■ Listing

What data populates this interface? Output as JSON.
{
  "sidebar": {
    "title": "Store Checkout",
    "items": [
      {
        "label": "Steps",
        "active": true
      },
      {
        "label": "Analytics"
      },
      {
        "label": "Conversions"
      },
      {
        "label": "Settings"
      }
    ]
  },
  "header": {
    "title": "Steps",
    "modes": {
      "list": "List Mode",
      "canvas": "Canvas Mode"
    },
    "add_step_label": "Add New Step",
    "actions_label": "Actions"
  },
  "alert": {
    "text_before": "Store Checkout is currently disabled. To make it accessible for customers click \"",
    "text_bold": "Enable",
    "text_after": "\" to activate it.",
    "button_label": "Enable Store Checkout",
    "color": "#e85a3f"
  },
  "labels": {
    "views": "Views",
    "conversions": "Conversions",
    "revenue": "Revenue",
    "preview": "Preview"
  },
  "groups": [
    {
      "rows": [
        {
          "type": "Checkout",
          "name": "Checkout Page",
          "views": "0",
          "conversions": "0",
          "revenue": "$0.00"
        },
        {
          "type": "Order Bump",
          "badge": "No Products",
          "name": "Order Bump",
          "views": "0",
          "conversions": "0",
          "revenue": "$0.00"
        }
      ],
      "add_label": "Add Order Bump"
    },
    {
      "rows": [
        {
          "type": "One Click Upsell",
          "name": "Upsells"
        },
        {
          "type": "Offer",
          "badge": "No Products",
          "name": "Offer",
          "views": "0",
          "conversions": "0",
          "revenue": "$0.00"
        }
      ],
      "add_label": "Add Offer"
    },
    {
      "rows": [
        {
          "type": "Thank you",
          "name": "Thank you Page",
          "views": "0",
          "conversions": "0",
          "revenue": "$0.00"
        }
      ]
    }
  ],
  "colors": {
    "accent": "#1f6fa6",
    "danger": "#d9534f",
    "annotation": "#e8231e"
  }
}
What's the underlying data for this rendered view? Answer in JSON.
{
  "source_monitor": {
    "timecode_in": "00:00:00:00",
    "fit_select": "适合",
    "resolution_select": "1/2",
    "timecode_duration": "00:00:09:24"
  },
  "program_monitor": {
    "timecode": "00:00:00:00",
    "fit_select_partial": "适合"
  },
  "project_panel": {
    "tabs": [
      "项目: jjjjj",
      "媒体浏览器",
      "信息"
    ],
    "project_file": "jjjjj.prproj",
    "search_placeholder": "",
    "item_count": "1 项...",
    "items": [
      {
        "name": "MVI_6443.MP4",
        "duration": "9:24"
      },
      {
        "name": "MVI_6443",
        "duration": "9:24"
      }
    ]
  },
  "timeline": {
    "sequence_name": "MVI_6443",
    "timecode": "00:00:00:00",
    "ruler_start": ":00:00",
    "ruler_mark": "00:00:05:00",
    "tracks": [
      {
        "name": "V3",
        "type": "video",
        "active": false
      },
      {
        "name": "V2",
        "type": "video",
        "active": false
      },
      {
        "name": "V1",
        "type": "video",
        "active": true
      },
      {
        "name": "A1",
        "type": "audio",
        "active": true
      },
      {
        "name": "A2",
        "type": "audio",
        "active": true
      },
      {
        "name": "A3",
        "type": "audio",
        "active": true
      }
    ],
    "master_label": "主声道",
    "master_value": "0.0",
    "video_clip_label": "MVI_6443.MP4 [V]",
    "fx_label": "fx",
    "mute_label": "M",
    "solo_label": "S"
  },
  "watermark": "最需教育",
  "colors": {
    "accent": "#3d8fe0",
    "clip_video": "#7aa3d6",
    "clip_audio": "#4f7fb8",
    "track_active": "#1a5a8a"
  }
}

■ What to produce
Please restate the whole listing word for word.

■ Full answer
What data populates this interface? Output as JSON.
{
  "sidebar": {
    "title": "Store Checkout",
    "items": [
      {
        "label": "Steps",
        "active": true
      },
      {
        "label": "Analytics"
      },
      {
        "label": "Conversions"
      },
      {
        "label": "Settings"
      }
    ]
  },
  "header": {
    "title": "Steps",
    "modes": {
      "list": "List Mode",
      "canvas": "Canvas Mode"
    },
    "add_step_label": "Add New Step",
    "actions_label": "Actions"
  },
  "alert": {
    "text_before": "Store Checkout is currently disabled. To make it accessible for customers click \"",
    "text_bold": "Enable",
    "text_after": "\" to activate it.",
    "button_label": "Enable Store Checkout",
    "color": "#e85a3f"
  },
  "labels": {
    "views": "Views",
    "conversions": "Conversions",
    "revenue": "Revenue",
    "preview": "Preview"
  },
  "groups": [
    {
      "rows": [
        {
          "type": "Checkout",
          "name": "Checkout Page",
          "views": "0",
          "conversions": "0",
          "revenue": "$0.00"
        },
        {
          "type": "Order Bump",
          "badge": "No Products",
          "name": "Order Bump",
          "views": "0",
          "conversions": "0",
          "revenue": "$0.00"
        }
      ],
      "add_label": "Add Order Bump"
    },
    {
      "rows": [
        {
          "type": "One Click Upsell",
          "name": "Upsells"
        },
        {
          "type": "Offer",
          "badge": "No Products",
          "name": "Offer",
          "views": "0",
          "conversions": "0",
          "revenue": "$0.00"
        }
      ],
      "add_label": "Add Offer"
    },
    {
      "rows": [
        {
          "type": "Thank you",
          "name": "Thank you Page",
          "views": "0",
          "conversions": "0",
          "revenue": "$0.00"
        }
      ]
    }
  ],
  "colors": {
    "accent": "#1f6fa6",
    "danger": "#d9534f",
    "annotation": "#e8231e"
  }
}
What's the underlying data for this rendered view? Answer in JSON.
{
  "source_monitor": {
    "timecode_in": "00:00:00:00",
    "fit_select": "适合",
    "resolution_select": "1/2",
    "timecode_duration": "00:00:09:24"
  },
  "program_monitor": {
    "timecode": "00:00:00:00",
    "fit_select_partial": "适合"
  },
  "project_panel": {
    "tabs": [
      "项目: jjjjj",
      "媒体浏览器",
      "信息"
    ],
    "project_file": "jjjjj.prproj",
    "search_placeholder": "",
    "item_count": "1 项...",
    "items": [
      {
        "name": "MVI_6443.MP4",
        "duration": "9:24"
      },
      {
        "name": "MVI_6443",
        "duration": "9:24"
      }
    ]
  },
  "timeline": {
    "sequence_name": "MVI_6443",
    "timecode": "00:00:00:00",
    "ruler_start": ":00:00",
    "ruler_mark": "00:00:05:00",
    "tracks": [
      {
        "name": "V3",
        "type": "video",
        "active": false
      },
      {
        "name": "V2",
        "type": "video",
        "active": false
      },
      {
        "name": "V1",
        "type": "video",
        "active": true
      },
      {
        "name": "A1",
        "type": "audio",
        "active": true
      },
      {
        "name": "A2",
        "type": "audio",
        "active": true
      },
      {
        "name": "A3",
        "type": "audio",
        "active": true
      }
    ],
    "master_label": "主声道",
    "master_value": "0.0",
    "video_clip_label": "MVI_6443.MP4 [V]",
    "fx_label": "fx",
    "mute_label": "M",
    "solo_label": "S"
  },
  "watermark": "最需教育",
  "colors": {
    "accent": "#3d8fe0",
    "clip_video": "#7aa3d6",
    "clip_audio": "#4f7fb8",
    "track_active": "#1a5a8a"
  }
}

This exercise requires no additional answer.